Prompt => Write out all of the records precisely. Skip anything that is a picture.
___ Records provided ___
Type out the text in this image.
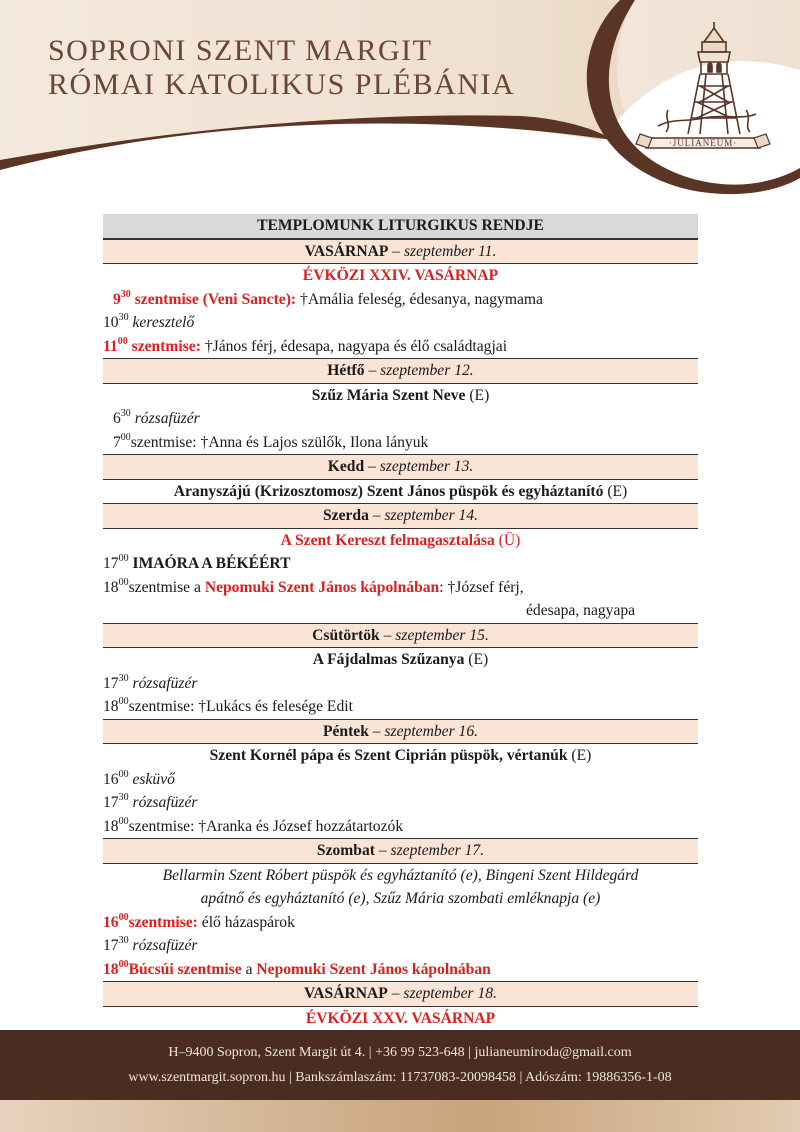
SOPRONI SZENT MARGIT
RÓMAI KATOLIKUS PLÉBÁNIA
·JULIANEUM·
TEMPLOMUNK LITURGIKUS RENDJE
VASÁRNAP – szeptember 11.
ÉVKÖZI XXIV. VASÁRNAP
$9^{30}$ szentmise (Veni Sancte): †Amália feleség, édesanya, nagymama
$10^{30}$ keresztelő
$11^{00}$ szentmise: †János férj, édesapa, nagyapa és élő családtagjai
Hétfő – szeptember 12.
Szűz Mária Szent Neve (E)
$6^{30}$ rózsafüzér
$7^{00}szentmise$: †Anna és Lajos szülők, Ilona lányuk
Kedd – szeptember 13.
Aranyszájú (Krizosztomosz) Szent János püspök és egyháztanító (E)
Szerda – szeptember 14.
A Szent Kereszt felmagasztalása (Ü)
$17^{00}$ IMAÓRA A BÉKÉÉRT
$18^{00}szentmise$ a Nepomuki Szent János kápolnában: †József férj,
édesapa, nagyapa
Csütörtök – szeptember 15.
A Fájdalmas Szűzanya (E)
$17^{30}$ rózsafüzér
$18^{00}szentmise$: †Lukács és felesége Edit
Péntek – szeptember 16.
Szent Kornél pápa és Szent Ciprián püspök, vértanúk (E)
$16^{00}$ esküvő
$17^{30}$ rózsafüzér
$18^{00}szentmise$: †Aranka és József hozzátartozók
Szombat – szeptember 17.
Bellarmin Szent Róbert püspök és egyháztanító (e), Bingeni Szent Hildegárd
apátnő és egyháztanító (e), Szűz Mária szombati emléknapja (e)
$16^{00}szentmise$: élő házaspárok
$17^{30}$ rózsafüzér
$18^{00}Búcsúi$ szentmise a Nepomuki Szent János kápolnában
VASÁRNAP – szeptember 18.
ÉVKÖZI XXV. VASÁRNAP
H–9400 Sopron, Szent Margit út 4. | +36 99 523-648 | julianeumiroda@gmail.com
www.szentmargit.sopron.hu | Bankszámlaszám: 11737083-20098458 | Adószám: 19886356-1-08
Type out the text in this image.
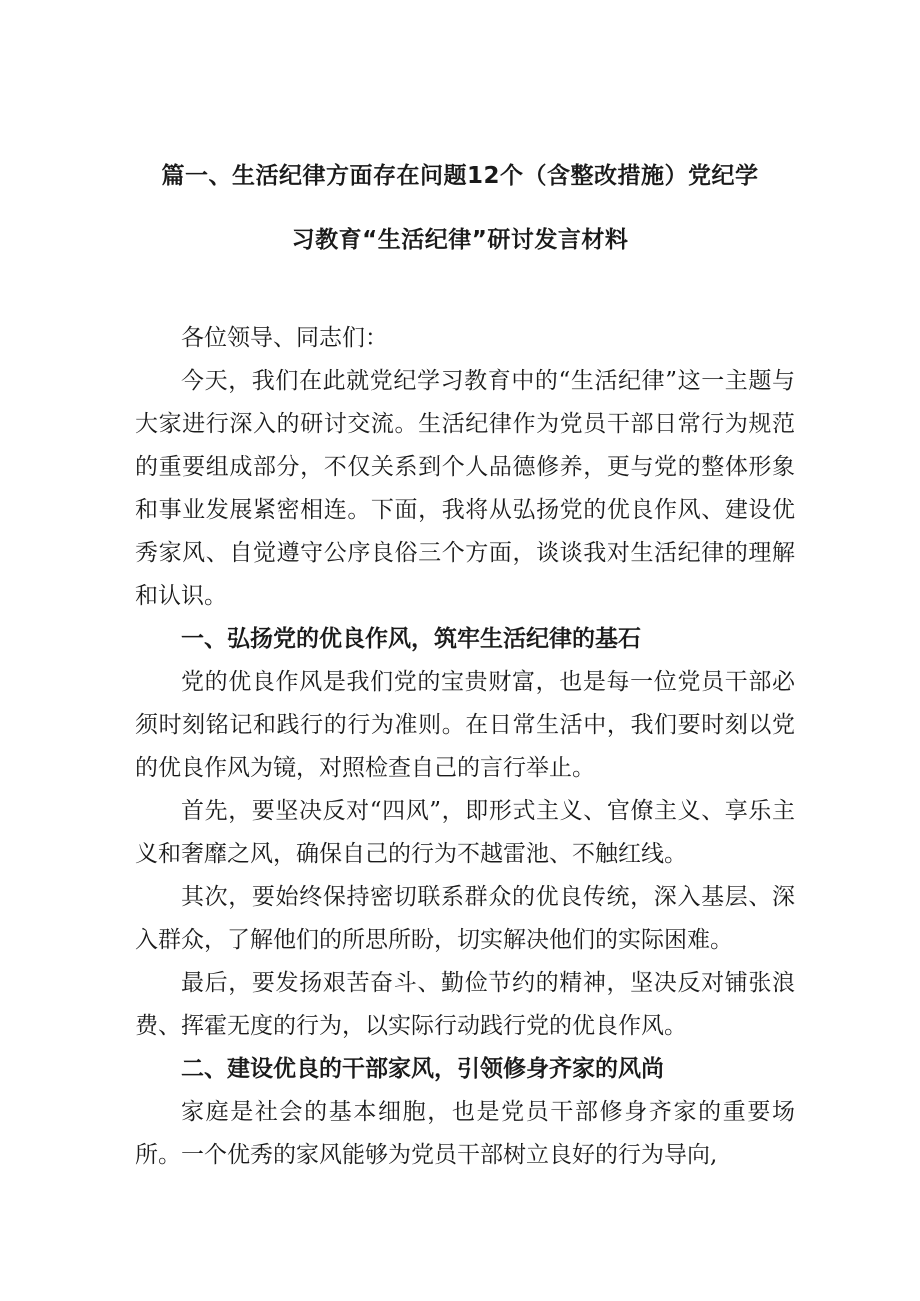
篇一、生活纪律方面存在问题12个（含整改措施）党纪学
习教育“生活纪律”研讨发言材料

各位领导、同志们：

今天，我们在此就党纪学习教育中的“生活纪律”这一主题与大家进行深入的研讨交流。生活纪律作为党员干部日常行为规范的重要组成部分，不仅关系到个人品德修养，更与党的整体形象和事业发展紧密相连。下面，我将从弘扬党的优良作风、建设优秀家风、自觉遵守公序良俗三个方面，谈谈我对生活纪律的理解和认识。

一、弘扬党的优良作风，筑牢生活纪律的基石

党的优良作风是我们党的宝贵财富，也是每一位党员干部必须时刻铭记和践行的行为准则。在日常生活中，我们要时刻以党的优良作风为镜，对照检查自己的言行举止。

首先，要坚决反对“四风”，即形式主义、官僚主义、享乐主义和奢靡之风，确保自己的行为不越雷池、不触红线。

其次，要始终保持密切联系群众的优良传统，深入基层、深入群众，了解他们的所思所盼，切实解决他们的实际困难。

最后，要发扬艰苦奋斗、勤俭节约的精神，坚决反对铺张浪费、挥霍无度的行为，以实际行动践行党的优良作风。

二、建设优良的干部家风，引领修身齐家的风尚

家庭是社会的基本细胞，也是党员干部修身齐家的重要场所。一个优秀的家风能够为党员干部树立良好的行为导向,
___
Solved problem =>
Type out the text in this image.
SOPRONI SZENT MARGIT
RÓMAI KATOLIKUS PLÉBÁNIA
·JULIANEUM·
TEMPLOMUNK LITURGIKUS RENDJE
VASÁRNAP – szeptember 11.
ÉVKÖZI XXIV. VASÁRNAP
$9^{30}$ szentmise (Veni Sancte): †Amália feleség, édesanya, nagymama
$10^{30}$ keresztelő
$11^{00}$ szentmise: †János férj, édesapa, nagyapa és élő családtagjai
Hétfő – szeptember 12.
Szűz Mária Szent Neve (E)
$6^{30}$ rózsafüzér
$7^{00}szentmise$: †Anna és Lajos szülők, Ilona lányuk
Kedd – szeptember 13.
Aranyszájú (Krizosztomosz) Szent János püspök és egyháztanító (E)
Szerda – szeptember 14.
A Szent Kereszt felmagasztalása (Ü)
$17^{00}$ IMAÓRA A BÉKÉÉRT
$18^{00}szentmise$ a Nepomuki Szent János kápolnában: †József férj,
édesapa, nagyapa
Csütörtök – szeptember 15.
A Fájdalmas Szűzanya (E)
$17^{30}$ rózsafüzér
$18^{00}szentmise$: †Lukács és felesége Edit
Péntek – szeptember 16.
Szent Kornél pápa és Szent Ciprián püspök, vértanúk (E)
$16^{00}$ esküvő
$17^{30}$ rózsafüzér
$18^{00}szentmise$: †Aranka és József hozzátartozók
Szombat – szeptember 17.
Bellarmin Szent Róbert püspök és egyháztanító (e), Bingeni Szent Hildegárd
apátnő és egyháztanító (e), Szűz Mária szombati emléknapja (e)
$16^{00}szentmise$: élő házaspárok
$17^{30}$ rózsafüzér
$18^{00}Búcsúi$ szentmise a Nepomuki Szent János kápolnában
VASÁRNAP – szeptember 18.
ÉVKÖZI XXV. VASÁRNAP
H–9400 Sopron, Szent Margit út 4. | +36 99 523-648 | julianeumiroda@gmail.com
www.szentmargit.sopron.hu | Bankszámlaszám: 11737083-20098458 | Adószám: 19886356-1-08
Type out the text in this image.
篇一、生活纪律方面存在问题12个（含整改措施）党纪学
习教育“生活纪律”研讨发言材料

各位领导、同志们：

今天，我们在此就党纪学习教育中的“生活纪律”这一主题与大家进行深入的研讨交流。生活纪律作为党员干部日常行为规范的重要组成部分，不仅关系到个人品德修养，更与党的整体形象和事业发展紧密相连。下面，我将从弘扬党的优良作风、建设优秀家风、自觉遵守公序良俗三个方面，谈谈我对生活纪律的理解和认识。

一、弘扬党的优良作风，筑牢生活纪律的基石

党的优良作风是我们党的宝贵财富，也是每一位党员干部必须时刻铭记和践行的行为准则。在日常生活中，我们要时刻以党的优良作风为镜，对照检查自己的言行举止。

首先，要坚决反对“四风”，即形式主义、官僚主义、享乐主义和奢靡之风，确保自己的行为不越雷池、不触红线。

其次，要始终保持密切联系群众的优良传统，深入基层、深入群众，了解他们的所思所盼，切实解决他们的实际困难。

最后，要发扬艰苦奋斗、勤俭节约的精神，坚决反对铺张浪费、挥霍无度的行为，以实际行动践行党的优良作风。

二、建设优良的干部家风，引领修身齐家的风尚

家庭是社会的基本细胞，也是党员干部修身齐家的重要场所。一个优秀的家风能够为党员干部树立良好的行为导向,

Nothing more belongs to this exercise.